Reproduce the material word for word, starting at the line that contains "row-label-GH38: GH38 bbox=[17, 1400, 95, 1434]" and ending at the line that contains "x-gridline bbox=[1354, 49, 1356, 291]", with both of those lines included.
* BEGIN *
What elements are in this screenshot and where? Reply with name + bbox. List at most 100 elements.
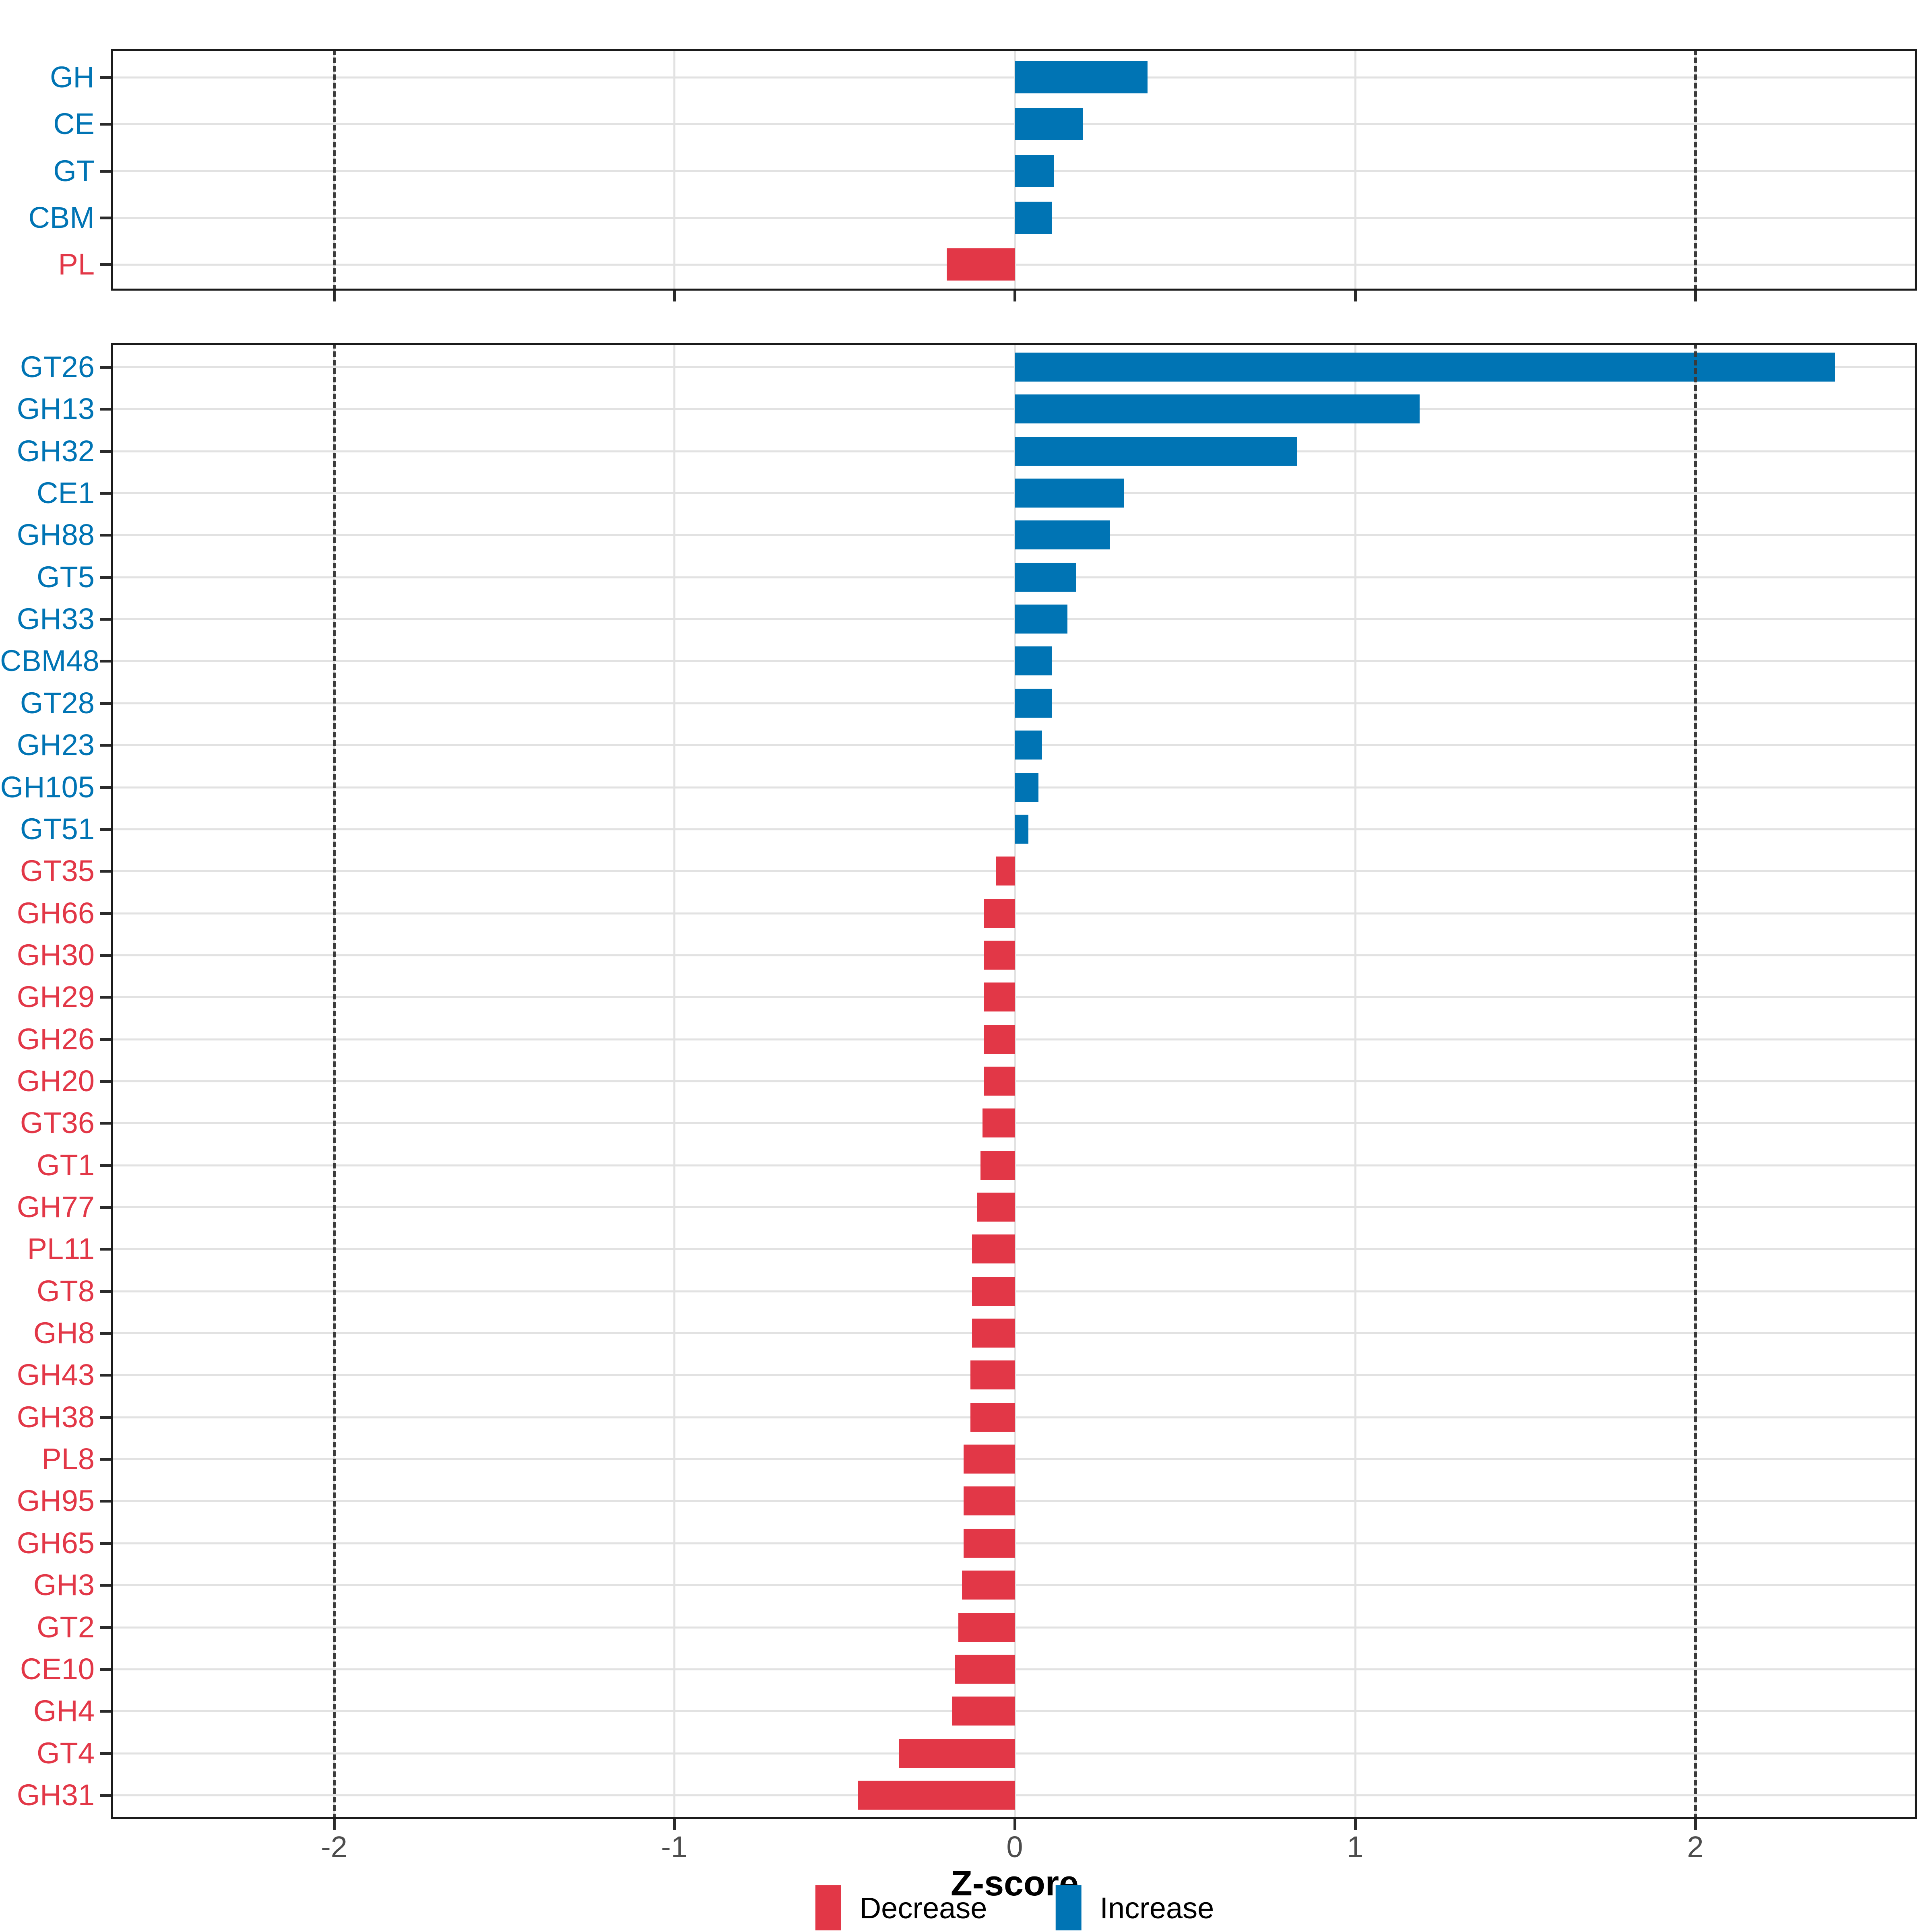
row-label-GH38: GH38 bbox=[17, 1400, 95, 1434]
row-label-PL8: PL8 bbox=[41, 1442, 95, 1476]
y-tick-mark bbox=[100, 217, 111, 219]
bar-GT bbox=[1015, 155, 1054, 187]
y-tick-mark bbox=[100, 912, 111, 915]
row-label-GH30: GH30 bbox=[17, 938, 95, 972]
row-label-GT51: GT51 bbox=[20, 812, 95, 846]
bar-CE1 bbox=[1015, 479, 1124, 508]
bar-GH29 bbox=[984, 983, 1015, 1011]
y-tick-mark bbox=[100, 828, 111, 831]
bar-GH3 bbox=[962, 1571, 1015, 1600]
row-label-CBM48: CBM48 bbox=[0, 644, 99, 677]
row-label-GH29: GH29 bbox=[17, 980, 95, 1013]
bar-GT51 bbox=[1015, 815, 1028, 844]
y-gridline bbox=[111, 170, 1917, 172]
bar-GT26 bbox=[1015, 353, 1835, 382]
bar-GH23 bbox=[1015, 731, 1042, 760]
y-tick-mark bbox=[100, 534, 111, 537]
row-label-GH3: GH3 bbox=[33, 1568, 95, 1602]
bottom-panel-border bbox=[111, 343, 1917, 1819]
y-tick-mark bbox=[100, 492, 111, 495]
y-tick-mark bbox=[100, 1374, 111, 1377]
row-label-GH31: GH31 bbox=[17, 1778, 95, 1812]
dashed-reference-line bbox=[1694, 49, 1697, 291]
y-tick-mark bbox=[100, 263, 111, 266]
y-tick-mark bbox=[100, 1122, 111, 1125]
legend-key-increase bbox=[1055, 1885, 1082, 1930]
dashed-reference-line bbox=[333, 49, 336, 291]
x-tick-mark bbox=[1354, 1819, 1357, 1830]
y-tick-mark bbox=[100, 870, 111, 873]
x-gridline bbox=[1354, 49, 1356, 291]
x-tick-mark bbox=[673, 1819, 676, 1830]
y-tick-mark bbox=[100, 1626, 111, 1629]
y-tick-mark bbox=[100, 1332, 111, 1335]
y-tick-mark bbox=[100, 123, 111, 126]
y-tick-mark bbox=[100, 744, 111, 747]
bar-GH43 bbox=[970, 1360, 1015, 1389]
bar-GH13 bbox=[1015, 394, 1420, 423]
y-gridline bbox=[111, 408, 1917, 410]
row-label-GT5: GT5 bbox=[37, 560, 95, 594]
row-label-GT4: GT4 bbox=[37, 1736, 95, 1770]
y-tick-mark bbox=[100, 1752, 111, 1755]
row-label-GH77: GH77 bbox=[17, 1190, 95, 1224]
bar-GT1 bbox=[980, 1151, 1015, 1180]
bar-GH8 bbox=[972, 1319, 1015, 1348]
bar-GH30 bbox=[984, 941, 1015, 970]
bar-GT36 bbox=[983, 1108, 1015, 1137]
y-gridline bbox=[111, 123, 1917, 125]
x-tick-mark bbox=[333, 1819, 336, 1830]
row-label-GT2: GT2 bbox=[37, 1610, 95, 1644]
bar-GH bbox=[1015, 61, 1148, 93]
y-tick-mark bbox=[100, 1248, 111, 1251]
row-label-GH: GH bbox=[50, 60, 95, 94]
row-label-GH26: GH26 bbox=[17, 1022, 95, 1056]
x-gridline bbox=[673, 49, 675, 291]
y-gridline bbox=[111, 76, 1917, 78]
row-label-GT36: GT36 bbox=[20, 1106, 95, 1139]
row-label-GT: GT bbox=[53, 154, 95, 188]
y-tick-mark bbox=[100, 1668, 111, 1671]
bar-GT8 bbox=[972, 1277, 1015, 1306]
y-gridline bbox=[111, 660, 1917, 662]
* END *
> OUTPUT FOR THIS EXERCISE
row-label-GH38: GH38 bbox=[17, 1400, 95, 1434]
row-label-PL8: PL8 bbox=[41, 1442, 95, 1476]
y-tick-mark bbox=[100, 217, 111, 219]
bar-GT bbox=[1015, 155, 1054, 187]
y-tick-mark bbox=[100, 912, 111, 915]
row-label-GH30: GH30 bbox=[17, 938, 95, 972]
row-label-GT51: GT51 bbox=[20, 812, 95, 846]
bar-CE1 bbox=[1015, 479, 1124, 508]
bar-GH29 bbox=[984, 983, 1015, 1011]
y-tick-mark bbox=[100, 828, 111, 831]
bar-GH3 bbox=[962, 1571, 1015, 1600]
row-label-CBM48: CBM48 bbox=[0, 644, 99, 677]
row-label-GH29: GH29 bbox=[17, 980, 95, 1013]
bar-GT51 bbox=[1015, 815, 1028, 844]
y-gridline bbox=[111, 170, 1917, 172]
bar-GT26 bbox=[1015, 353, 1835, 382]
bar-GH23 bbox=[1015, 731, 1042, 760]
y-tick-mark bbox=[100, 534, 111, 537]
row-label-GH3: GH3 bbox=[33, 1568, 95, 1602]
bottom-panel-border bbox=[111, 343, 1917, 1819]
y-tick-mark bbox=[100, 492, 111, 495]
y-tick-mark bbox=[100, 1374, 111, 1377]
row-label-GH31: GH31 bbox=[17, 1778, 95, 1812]
dashed-reference-line bbox=[1694, 49, 1697, 291]
y-tick-mark bbox=[100, 263, 111, 266]
y-tick-mark bbox=[100, 1122, 111, 1125]
legend-key-increase bbox=[1055, 1885, 1082, 1930]
dashed-reference-line bbox=[333, 49, 336, 291]
x-tick-mark bbox=[1354, 1819, 1357, 1830]
y-tick-mark bbox=[100, 870, 111, 873]
x-gridline bbox=[1354, 49, 1356, 291]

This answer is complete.